* [Given problem] Check each line of the records for "JSON"; collect those that have it.

Records from a collection:
########

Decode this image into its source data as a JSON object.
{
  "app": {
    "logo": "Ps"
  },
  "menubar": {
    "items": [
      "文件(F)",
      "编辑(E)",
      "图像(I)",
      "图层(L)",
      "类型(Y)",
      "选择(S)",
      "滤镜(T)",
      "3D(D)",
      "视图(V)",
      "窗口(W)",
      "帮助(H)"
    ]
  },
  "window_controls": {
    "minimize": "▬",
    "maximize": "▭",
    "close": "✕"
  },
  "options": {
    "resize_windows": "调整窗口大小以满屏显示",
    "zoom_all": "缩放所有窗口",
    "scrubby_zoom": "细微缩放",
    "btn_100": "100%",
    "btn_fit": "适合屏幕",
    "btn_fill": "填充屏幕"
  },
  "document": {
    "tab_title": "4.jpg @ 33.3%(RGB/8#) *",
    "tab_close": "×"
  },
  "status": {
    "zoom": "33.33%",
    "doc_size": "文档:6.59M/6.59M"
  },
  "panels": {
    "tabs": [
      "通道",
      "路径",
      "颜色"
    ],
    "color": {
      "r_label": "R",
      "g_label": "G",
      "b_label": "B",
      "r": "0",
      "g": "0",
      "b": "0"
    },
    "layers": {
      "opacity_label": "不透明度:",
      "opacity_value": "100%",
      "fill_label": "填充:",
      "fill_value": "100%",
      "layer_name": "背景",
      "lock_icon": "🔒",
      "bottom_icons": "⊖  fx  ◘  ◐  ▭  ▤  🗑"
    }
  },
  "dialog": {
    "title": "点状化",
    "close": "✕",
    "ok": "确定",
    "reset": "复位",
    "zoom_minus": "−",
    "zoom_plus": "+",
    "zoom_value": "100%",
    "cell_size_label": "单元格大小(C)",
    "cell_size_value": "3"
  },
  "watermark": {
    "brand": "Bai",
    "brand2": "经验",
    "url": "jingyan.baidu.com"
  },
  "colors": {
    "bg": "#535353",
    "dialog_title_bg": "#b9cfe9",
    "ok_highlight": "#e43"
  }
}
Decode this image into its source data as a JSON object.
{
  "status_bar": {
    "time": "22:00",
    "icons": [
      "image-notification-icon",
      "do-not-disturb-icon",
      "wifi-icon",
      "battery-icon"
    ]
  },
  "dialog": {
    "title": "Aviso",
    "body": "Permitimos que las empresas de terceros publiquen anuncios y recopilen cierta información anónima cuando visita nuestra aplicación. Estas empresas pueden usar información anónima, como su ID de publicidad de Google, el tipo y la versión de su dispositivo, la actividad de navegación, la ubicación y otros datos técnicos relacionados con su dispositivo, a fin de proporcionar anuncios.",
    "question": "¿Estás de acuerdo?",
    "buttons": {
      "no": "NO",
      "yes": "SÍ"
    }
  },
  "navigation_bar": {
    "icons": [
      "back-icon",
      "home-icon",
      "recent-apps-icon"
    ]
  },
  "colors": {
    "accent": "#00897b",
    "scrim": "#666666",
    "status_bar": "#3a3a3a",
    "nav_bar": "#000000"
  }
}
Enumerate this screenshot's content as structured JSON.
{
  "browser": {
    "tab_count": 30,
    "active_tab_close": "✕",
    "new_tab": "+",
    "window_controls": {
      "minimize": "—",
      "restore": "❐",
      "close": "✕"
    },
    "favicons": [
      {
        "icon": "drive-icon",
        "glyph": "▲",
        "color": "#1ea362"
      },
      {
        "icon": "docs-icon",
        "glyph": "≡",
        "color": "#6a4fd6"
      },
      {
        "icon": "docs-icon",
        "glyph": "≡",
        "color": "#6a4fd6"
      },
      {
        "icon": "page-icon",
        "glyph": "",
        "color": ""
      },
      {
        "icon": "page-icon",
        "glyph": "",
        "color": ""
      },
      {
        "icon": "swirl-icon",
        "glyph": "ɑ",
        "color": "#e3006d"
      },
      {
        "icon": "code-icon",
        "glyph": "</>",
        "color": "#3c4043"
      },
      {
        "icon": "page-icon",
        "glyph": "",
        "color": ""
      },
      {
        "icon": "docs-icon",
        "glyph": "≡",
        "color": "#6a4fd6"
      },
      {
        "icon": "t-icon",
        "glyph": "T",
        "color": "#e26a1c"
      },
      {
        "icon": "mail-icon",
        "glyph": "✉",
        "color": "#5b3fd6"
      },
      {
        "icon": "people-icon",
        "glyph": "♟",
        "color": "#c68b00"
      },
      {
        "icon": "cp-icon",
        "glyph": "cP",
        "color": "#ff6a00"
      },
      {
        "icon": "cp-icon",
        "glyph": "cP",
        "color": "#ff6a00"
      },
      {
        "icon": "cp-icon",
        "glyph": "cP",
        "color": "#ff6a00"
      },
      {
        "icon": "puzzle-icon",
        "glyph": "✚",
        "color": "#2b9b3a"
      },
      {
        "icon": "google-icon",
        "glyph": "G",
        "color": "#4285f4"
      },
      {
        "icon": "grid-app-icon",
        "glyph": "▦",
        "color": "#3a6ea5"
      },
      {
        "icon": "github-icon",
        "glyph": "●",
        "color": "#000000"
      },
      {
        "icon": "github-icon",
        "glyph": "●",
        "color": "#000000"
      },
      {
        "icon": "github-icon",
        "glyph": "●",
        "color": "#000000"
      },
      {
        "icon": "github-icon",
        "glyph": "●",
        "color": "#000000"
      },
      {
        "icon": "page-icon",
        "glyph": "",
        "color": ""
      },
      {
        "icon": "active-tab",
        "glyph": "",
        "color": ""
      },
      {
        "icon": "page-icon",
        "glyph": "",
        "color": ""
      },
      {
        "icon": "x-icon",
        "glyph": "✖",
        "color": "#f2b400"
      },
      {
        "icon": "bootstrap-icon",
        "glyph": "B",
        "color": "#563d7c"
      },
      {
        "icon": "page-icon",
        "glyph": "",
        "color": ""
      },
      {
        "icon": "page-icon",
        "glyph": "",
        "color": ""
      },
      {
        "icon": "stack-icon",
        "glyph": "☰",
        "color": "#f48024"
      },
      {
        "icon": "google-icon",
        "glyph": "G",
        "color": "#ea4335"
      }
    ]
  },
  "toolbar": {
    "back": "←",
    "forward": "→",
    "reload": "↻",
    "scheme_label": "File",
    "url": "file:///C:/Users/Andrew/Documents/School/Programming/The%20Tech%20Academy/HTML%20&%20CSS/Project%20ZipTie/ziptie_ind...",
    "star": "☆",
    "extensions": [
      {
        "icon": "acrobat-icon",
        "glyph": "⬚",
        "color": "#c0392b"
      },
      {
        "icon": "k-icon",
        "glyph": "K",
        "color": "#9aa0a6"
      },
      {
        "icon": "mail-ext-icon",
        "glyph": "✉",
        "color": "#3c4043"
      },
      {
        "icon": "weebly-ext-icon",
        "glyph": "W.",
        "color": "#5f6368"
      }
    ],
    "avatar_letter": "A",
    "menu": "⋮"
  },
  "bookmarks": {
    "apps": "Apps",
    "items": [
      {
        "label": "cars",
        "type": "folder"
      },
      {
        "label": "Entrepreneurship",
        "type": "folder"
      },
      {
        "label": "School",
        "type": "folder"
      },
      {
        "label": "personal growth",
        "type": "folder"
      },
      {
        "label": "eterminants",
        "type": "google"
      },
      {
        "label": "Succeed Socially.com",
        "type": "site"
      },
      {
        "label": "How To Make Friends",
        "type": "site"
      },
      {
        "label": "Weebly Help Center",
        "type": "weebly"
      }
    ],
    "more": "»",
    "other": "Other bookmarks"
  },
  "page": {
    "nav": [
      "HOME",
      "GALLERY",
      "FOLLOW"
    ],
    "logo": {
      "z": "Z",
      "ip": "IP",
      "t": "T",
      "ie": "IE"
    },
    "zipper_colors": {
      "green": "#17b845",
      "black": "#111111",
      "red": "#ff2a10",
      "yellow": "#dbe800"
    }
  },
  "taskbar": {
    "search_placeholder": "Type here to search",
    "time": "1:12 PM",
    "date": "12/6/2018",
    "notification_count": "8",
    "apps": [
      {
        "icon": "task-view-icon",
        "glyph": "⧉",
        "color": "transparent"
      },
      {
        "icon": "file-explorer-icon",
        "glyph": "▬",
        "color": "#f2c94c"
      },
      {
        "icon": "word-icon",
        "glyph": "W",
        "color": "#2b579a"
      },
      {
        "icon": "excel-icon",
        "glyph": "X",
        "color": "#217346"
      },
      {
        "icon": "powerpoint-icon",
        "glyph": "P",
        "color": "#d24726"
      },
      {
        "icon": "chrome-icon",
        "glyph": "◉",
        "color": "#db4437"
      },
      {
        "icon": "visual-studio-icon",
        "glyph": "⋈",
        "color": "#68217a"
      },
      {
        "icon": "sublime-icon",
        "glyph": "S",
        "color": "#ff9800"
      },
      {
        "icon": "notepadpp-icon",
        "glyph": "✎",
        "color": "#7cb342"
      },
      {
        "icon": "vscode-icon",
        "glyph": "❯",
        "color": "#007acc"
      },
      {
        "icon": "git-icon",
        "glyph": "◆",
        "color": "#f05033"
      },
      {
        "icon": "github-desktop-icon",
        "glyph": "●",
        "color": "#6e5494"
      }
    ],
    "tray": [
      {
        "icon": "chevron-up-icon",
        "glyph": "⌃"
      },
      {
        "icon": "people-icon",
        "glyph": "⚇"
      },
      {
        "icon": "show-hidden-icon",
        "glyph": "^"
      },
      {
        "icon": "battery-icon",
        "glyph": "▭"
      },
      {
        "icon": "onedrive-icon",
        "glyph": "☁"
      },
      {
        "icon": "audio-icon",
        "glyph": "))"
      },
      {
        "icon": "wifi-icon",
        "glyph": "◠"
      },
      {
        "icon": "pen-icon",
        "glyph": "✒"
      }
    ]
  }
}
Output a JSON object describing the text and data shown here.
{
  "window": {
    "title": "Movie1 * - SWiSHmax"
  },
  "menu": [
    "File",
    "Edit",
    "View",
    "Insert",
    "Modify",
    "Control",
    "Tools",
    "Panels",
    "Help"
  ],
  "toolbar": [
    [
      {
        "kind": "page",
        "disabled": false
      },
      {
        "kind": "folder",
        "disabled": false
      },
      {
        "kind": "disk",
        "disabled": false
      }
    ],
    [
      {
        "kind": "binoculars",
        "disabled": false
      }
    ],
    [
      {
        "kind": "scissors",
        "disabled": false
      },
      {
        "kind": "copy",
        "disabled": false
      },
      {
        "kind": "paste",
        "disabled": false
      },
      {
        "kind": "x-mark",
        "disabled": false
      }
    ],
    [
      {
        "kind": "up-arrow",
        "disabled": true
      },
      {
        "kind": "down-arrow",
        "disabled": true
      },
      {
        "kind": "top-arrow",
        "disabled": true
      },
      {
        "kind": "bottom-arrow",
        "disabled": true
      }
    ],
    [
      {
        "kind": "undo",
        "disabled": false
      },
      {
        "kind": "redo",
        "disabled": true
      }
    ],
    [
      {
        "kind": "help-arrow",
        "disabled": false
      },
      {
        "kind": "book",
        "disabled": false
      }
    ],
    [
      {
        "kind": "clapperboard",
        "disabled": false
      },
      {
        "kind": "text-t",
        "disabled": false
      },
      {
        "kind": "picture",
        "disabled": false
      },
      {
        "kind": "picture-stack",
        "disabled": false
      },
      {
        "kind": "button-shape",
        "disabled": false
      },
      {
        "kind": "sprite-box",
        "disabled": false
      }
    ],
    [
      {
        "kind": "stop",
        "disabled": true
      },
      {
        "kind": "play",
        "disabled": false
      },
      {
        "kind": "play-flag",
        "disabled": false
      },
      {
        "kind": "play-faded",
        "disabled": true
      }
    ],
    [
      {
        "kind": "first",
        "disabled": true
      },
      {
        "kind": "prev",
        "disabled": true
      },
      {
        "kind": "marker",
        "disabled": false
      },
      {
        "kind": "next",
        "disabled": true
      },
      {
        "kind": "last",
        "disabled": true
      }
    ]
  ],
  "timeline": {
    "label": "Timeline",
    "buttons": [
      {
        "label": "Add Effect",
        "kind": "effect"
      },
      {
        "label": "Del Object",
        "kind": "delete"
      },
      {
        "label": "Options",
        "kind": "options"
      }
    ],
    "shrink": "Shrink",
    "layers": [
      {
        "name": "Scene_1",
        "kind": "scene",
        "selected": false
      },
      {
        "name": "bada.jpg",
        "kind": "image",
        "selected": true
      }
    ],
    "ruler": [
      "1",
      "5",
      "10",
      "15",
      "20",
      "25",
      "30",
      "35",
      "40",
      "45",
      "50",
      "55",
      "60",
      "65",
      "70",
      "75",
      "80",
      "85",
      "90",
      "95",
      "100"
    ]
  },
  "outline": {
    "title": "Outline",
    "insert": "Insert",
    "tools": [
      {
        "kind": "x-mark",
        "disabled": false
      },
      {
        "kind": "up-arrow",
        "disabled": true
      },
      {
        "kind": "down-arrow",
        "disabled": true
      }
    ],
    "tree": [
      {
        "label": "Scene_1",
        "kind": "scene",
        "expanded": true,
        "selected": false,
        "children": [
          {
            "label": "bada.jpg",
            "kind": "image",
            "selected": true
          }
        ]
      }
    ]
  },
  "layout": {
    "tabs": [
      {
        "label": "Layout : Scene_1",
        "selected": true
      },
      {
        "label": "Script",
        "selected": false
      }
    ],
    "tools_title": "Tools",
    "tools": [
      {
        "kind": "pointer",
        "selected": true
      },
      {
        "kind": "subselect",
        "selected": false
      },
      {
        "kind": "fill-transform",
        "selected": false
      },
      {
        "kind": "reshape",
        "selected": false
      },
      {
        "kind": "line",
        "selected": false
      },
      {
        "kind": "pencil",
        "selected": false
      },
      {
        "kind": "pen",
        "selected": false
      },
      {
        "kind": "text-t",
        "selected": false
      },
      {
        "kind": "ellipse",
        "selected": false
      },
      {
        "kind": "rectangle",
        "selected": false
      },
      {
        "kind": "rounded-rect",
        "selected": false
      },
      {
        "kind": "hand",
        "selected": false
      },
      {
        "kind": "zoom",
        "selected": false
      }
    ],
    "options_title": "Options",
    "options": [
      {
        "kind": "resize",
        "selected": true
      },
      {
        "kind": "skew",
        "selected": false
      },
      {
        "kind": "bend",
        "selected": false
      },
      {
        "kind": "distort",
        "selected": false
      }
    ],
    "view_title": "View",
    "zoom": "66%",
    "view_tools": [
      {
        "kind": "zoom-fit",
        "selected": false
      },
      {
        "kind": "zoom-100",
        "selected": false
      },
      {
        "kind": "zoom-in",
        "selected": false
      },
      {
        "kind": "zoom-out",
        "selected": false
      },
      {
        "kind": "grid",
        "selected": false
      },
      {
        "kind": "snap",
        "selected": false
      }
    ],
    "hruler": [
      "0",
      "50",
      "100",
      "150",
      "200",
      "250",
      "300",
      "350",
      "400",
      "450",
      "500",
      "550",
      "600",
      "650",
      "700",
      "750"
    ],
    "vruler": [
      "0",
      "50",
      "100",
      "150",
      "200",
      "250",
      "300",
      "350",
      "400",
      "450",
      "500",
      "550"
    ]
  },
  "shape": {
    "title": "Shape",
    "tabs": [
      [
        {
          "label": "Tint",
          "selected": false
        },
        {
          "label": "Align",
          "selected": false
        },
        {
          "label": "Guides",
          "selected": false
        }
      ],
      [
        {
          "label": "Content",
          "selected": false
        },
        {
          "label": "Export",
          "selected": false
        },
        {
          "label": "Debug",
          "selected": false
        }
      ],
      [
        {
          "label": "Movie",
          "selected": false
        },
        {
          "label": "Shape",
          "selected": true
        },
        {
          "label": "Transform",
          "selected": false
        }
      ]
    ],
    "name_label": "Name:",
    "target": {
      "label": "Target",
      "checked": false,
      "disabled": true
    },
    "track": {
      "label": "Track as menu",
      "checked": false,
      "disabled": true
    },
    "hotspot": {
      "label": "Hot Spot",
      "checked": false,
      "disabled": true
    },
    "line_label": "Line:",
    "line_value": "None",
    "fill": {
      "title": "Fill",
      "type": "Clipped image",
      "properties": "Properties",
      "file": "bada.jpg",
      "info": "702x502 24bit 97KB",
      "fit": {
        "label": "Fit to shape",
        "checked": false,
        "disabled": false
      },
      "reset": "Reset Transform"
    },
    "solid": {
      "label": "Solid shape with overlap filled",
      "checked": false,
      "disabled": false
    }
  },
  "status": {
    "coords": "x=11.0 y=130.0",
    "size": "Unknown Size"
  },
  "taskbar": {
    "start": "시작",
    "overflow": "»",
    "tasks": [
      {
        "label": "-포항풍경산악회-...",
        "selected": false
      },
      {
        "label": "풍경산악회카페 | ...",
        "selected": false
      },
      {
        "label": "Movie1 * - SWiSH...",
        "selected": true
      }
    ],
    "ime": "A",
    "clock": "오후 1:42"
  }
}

########

* [Written response]
Decode this image into its source data as a JSON object.
Decode this image into its source data as a JSON object.
Enumerate this screenshot's content as structured JSON.
Output a JSON object describing the text and data shown here.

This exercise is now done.